[Source records]
◇ ◇ ◇ ◇

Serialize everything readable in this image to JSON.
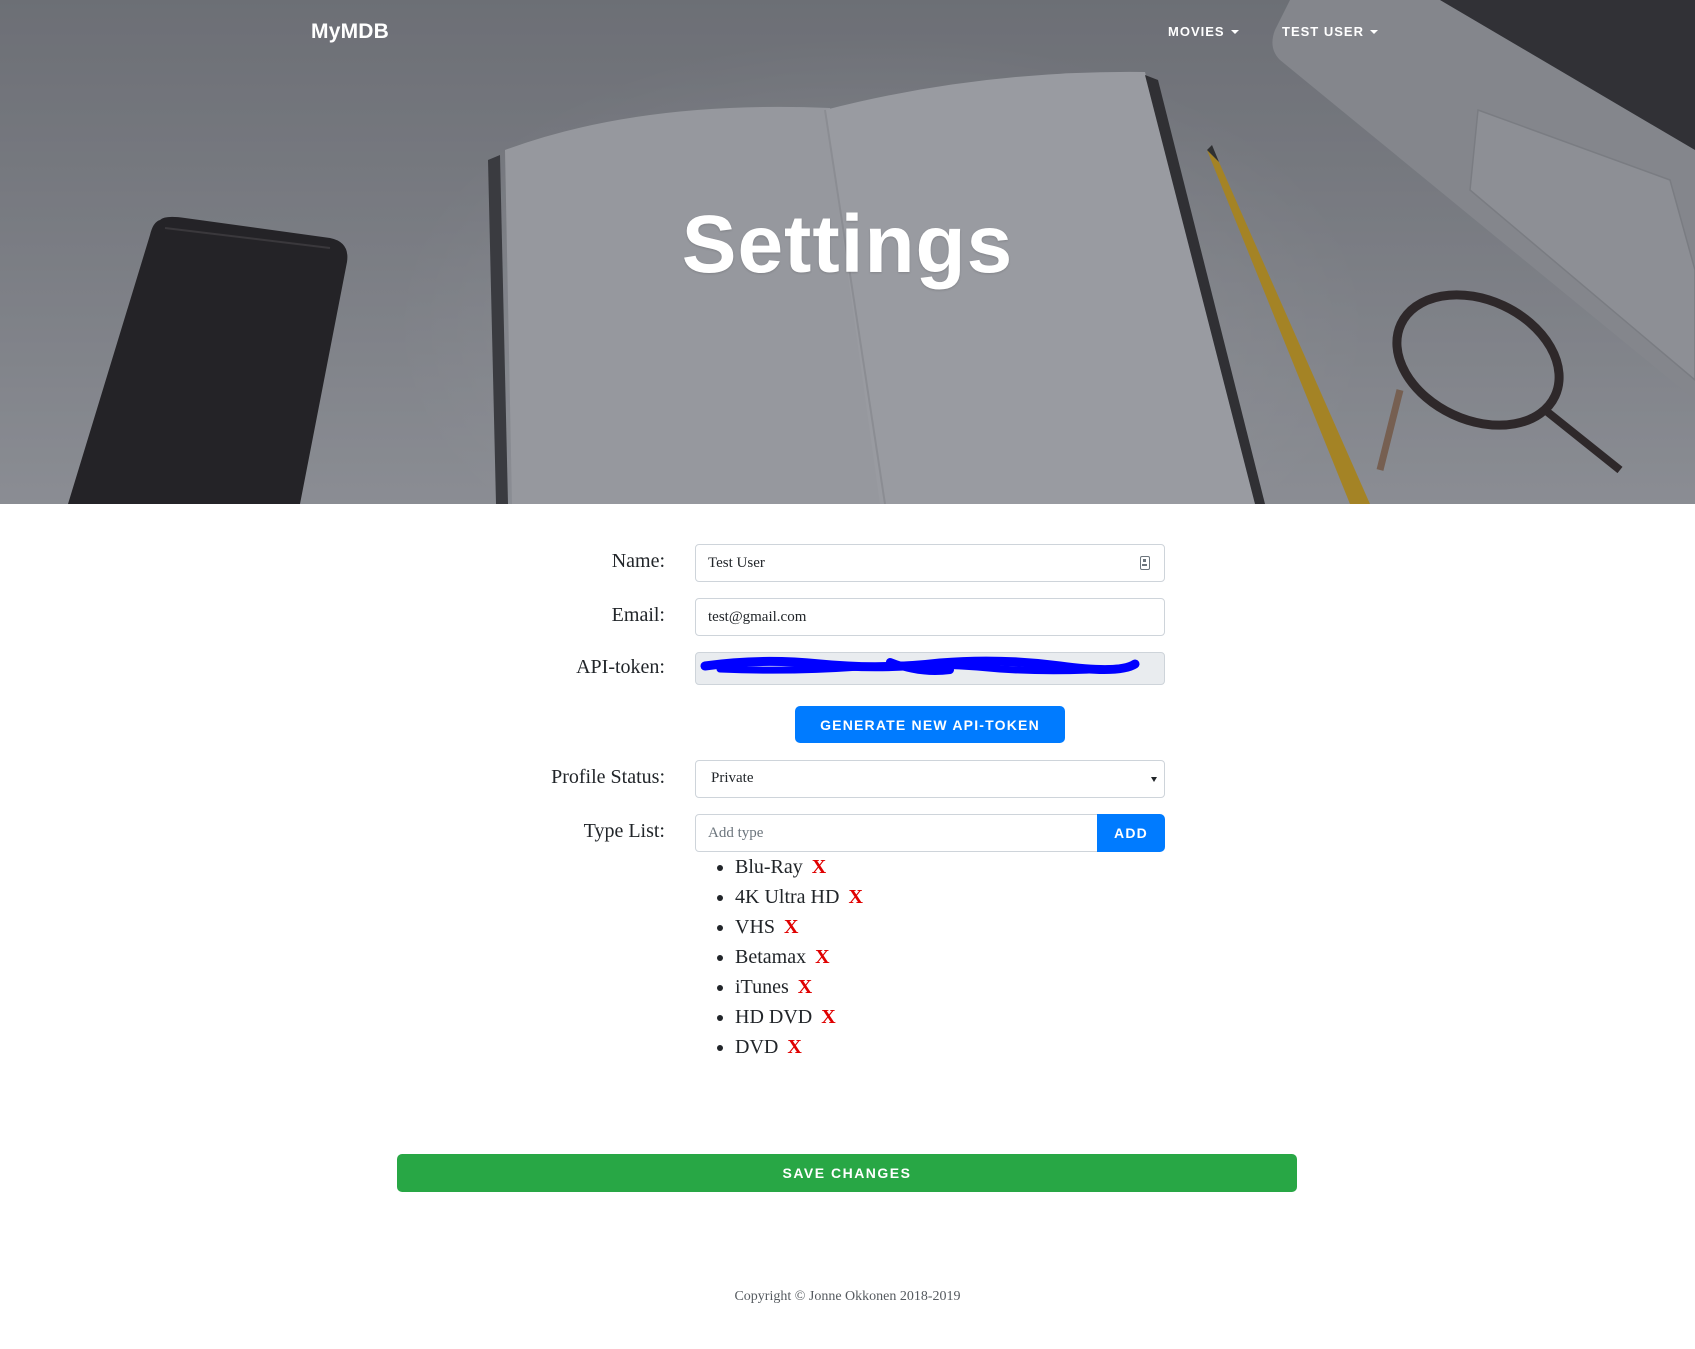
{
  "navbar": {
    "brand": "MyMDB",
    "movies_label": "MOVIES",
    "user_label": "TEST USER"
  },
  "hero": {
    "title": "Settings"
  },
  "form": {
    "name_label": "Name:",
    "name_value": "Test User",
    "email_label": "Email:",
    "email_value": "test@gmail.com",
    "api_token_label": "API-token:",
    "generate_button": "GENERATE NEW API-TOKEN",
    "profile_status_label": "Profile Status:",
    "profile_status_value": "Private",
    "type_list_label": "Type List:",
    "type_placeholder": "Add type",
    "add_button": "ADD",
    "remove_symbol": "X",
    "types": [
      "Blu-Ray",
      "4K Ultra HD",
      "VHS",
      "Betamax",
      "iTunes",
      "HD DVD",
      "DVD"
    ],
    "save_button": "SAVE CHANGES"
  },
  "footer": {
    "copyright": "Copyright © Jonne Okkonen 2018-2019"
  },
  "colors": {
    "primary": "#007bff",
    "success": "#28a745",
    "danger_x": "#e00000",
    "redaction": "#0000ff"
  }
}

◇ ◇ ◇ ◇

• [WORK REQUIRED]: Quote each record exactly as it stands, minus the pictures.

• [TASK SOLUTION]:
Serialize everything readable in this image to JSON.
{
  "navbar": {
    "brand": "MyMDB",
    "movies_label": "MOVIES",
    "user_label": "TEST USER"
  },
  "hero": {
    "title": "Settings"
  },
  "form": {
    "name_label": "Name:",
    "name_value": "Test User",
    "email_label": "Email:",
    "email_value": "test@gmail.com",
    "api_token_label": "API-token:",
    "generate_button": "GENERATE NEW API-TOKEN",
    "profile_status_label": "Profile Status:",
    "profile_status_value": "Private",
    "type_list_label": "Type List:",
    "type_placeholder": "Add type",
    "add_button": "ADD",
    "remove_symbol": "X",
    "types": [
      "Blu-Ray",
      "4K Ultra HD",
      "VHS",
      "Betamax",
      "iTunes",
      "HD DVD",
      "DVD"
    ],
    "save_button": "SAVE CHANGES"
  },
  "footer": {
    "copyright": "Copyright © Jonne Okkonen 2018-2019"
  },
  "colors": {
    "primary": "#007bff",
    "success": "#28a745",
    "danger_x": "#e00000",
    "redaction": "#0000ff"
  }
}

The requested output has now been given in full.